Below is a block of data; give all of it again word for word.

__Extracted records__
## Start

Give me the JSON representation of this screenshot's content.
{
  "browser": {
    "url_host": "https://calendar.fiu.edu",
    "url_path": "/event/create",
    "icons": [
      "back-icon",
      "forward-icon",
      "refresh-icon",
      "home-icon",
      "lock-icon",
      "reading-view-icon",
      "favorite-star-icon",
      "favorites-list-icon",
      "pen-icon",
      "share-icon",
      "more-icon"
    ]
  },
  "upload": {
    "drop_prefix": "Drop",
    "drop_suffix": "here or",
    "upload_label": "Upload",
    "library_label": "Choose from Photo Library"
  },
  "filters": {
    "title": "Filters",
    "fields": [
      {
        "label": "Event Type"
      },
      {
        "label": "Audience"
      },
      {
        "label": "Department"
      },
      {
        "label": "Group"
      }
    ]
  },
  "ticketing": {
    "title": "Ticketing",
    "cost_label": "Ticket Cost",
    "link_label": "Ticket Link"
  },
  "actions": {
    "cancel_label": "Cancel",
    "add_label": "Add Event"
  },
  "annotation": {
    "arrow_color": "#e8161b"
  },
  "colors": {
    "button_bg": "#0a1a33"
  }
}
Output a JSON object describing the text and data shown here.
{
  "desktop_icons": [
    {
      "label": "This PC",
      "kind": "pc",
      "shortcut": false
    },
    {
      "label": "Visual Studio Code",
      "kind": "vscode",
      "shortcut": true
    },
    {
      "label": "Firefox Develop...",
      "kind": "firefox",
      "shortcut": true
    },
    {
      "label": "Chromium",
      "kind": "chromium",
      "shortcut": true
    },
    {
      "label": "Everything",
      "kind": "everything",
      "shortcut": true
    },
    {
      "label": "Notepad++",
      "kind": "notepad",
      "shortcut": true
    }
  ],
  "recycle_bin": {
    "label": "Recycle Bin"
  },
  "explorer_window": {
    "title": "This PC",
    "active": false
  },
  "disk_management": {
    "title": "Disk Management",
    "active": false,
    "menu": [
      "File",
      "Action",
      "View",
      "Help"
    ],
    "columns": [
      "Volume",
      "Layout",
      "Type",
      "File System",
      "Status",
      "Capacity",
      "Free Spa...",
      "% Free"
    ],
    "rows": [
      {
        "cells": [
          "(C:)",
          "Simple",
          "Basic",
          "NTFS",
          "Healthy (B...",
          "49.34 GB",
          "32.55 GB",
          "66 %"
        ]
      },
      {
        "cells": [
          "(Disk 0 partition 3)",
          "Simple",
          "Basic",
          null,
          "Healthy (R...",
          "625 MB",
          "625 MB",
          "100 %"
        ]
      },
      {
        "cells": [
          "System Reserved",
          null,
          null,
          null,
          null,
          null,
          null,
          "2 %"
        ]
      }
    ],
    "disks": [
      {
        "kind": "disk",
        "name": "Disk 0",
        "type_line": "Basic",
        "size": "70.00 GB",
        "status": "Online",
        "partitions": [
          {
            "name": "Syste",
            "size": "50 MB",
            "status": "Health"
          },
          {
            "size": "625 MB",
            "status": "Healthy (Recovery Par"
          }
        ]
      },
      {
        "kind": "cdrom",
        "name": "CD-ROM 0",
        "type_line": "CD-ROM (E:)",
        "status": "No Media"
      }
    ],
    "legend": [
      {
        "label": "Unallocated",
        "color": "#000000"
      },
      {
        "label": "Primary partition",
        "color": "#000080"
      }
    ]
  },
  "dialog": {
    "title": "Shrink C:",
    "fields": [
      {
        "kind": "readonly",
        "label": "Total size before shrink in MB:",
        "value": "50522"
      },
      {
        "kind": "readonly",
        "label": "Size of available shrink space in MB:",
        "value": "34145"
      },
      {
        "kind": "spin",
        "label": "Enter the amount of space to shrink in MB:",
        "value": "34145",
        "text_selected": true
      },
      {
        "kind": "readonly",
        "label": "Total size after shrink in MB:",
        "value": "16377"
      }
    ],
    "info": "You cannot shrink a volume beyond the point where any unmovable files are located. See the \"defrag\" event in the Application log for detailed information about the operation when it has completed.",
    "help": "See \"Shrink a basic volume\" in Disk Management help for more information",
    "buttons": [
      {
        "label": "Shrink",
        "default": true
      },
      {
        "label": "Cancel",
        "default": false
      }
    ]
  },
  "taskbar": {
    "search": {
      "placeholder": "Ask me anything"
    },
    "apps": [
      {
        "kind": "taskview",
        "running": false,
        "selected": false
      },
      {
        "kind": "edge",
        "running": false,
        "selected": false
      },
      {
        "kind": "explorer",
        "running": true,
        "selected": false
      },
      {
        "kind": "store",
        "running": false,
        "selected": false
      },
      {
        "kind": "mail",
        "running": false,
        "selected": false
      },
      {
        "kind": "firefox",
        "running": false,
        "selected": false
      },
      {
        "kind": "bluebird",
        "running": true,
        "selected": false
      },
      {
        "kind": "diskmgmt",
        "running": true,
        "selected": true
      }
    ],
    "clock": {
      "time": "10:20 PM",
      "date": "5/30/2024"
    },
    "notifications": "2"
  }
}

## End

__Output of the task__
Give me the JSON representation of this screenshot's content.
{
  "browser": {
    "url_host": "https://calendar.fiu.edu",
    "url_path": "/event/create",
    "icons": [
      "back-icon",
      "forward-icon",
      "refresh-icon",
      "home-icon",
      "lock-icon",
      "reading-view-icon",
      "favorite-star-icon",
      "favorites-list-icon",
      "pen-icon",
      "share-icon",
      "more-icon"
    ]
  },
  "upload": {
    "drop_prefix": "Drop",
    "drop_suffix": "here or",
    "upload_label": "Upload",
    "library_label": "Choose from Photo Library"
  },
  "filters": {
    "title": "Filters",
    "fields": [
      {
        "label": "Event Type"
      },
      {
        "label": "Audience"
      },
      {
        "label": "Department"
      },
      {
        "label": "Group"
      }
    ]
  },
  "ticketing": {
    "title": "Ticketing",
    "cost_label": "Ticket Cost",
    "link_label": "Ticket Link"
  },
  "actions": {
    "cancel_label": "Cancel",
    "add_label": "Add Event"
  },
  "annotation": {
    "arrow_color": "#e8161b"
  },
  "colors": {
    "button_bg": "#0a1a33"
  }
}
Output a JSON object describing the text and data shown here.
{
  "desktop_icons": [
    {
      "label": "This PC",
      "kind": "pc",
      "shortcut": false
    },
    {
      "label": "Visual Studio Code",
      "kind": "vscode",
      "shortcut": true
    },
    {
      "label": "Firefox Develop...",
      "kind": "firefox",
      "shortcut": true
    },
    {
      "label": "Chromium",
      "kind": "chromium",
      "shortcut": true
    },
    {
      "label": "Everything",
      "kind": "everything",
      "shortcut": true
    },
    {
      "label": "Notepad++",
      "kind": "notepad",
      "shortcut": true
    }
  ],
  "recycle_bin": {
    "label": "Recycle Bin"
  },
  "explorer_window": {
    "title": "This PC",
    "active": false
  },
  "disk_management": {
    "title": "Disk Management",
    "active": false,
    "menu": [
      "File",
      "Action",
      "View",
      "Help"
    ],
    "columns": [
      "Volume",
      "Layout",
      "Type",
      "File System",
      "Status",
      "Capacity",
      "Free Spa...",
      "% Free"
    ],
    "rows": [
      {
        "cells": [
          "(C:)",
          "Simple",
          "Basic",
          "NTFS",
          "Healthy (B...",
          "49.34 GB",
          "32.55 GB",
          "66 %"
        ]
      },
      {
        "cells": [
          "(Disk 0 partition 3)",
          "Simple",
          "Basic",
          null,
          "Healthy (R...",
          "625 MB",
          "625 MB",
          "100 %"
        ]
      },
      {
        "cells": [
          "System Reserved",
          null,
          null,
          null,
          null,
          null,
          null,
          "2 %"
        ]
      }
    ],
    "disks": [
      {
        "kind": "disk",
        "name": "Disk 0",
        "type_line": "Basic",
        "size": "70.00 GB",
        "status": "Online",
        "partitions": [
          {
            "name": "Syste",
            "size": "50 MB",
            "status": "Health"
          },
          {
            "size": "625 MB",
            "status": "Healthy (Recovery Par"
          }
        ]
      },
      {
        "kind": "cdrom",
        "name": "CD-ROM 0",
        "type_line": "CD-ROM (E:)",
        "status": "No Media"
      }
    ],
    "legend": [
      {
        "label": "Unallocated",
        "color": "#000000"
      },
      {
        "label": "Primary partition",
        "color": "#000080"
      }
    ]
  },
  "dialog": {
    "title": "Shrink C:",
    "fields": [
      {
        "kind": "readonly",
        "label": "Total size before shrink in MB:",
        "value": "50522"
      },
      {
        "kind": "readonly",
        "label": "Size of available shrink space in MB:",
        "value": "34145"
      },
      {
        "kind": "spin",
        "label": "Enter the amount of space to shrink in MB:",
        "value": "34145",
        "text_selected": true
      },
      {
        "kind": "readonly",
        "label": "Total size after shrink in MB:",
        "value": "16377"
      }
    ],
    "info": "You cannot shrink a volume beyond the point where any unmovable files are located. See the \"defrag\" event in the Application log for detailed information about the operation when it has completed.",
    "help": "See \"Shrink a basic volume\" in Disk Management help for more information",
    "buttons": [
      {
        "label": "Shrink",
        "default": true
      },
      {
        "label": "Cancel",
        "default": false
      }
    ]
  },
  "taskbar": {
    "search": {
      "placeholder": "Ask me anything"
    },
    "apps": [
      {
        "kind": "taskview",
        "running": false,
        "selected": false
      },
      {
        "kind": "edge",
        "running": false,
        "selected": false
      },
      {
        "kind": "explorer",
        "running": true,
        "selected": false
      },
      {
        "kind": "store",
        "running": false,
        "selected": false
      },
      {
        "kind": "mail",
        "running": false,
        "selected": false
      },
      {
        "kind": "firefox",
        "running": false,
        "selected": false
      },
      {
        "kind": "bluebird",
        "running": true,
        "selected": false
      },
      {
        "kind": "diskmgmt",
        "running": true,
        "selected": true
      }
    ],
    "clock": {
      "time": "10:20 PM",
      "date": "5/30/2024"
    },
    "notifications": "2"
  }
}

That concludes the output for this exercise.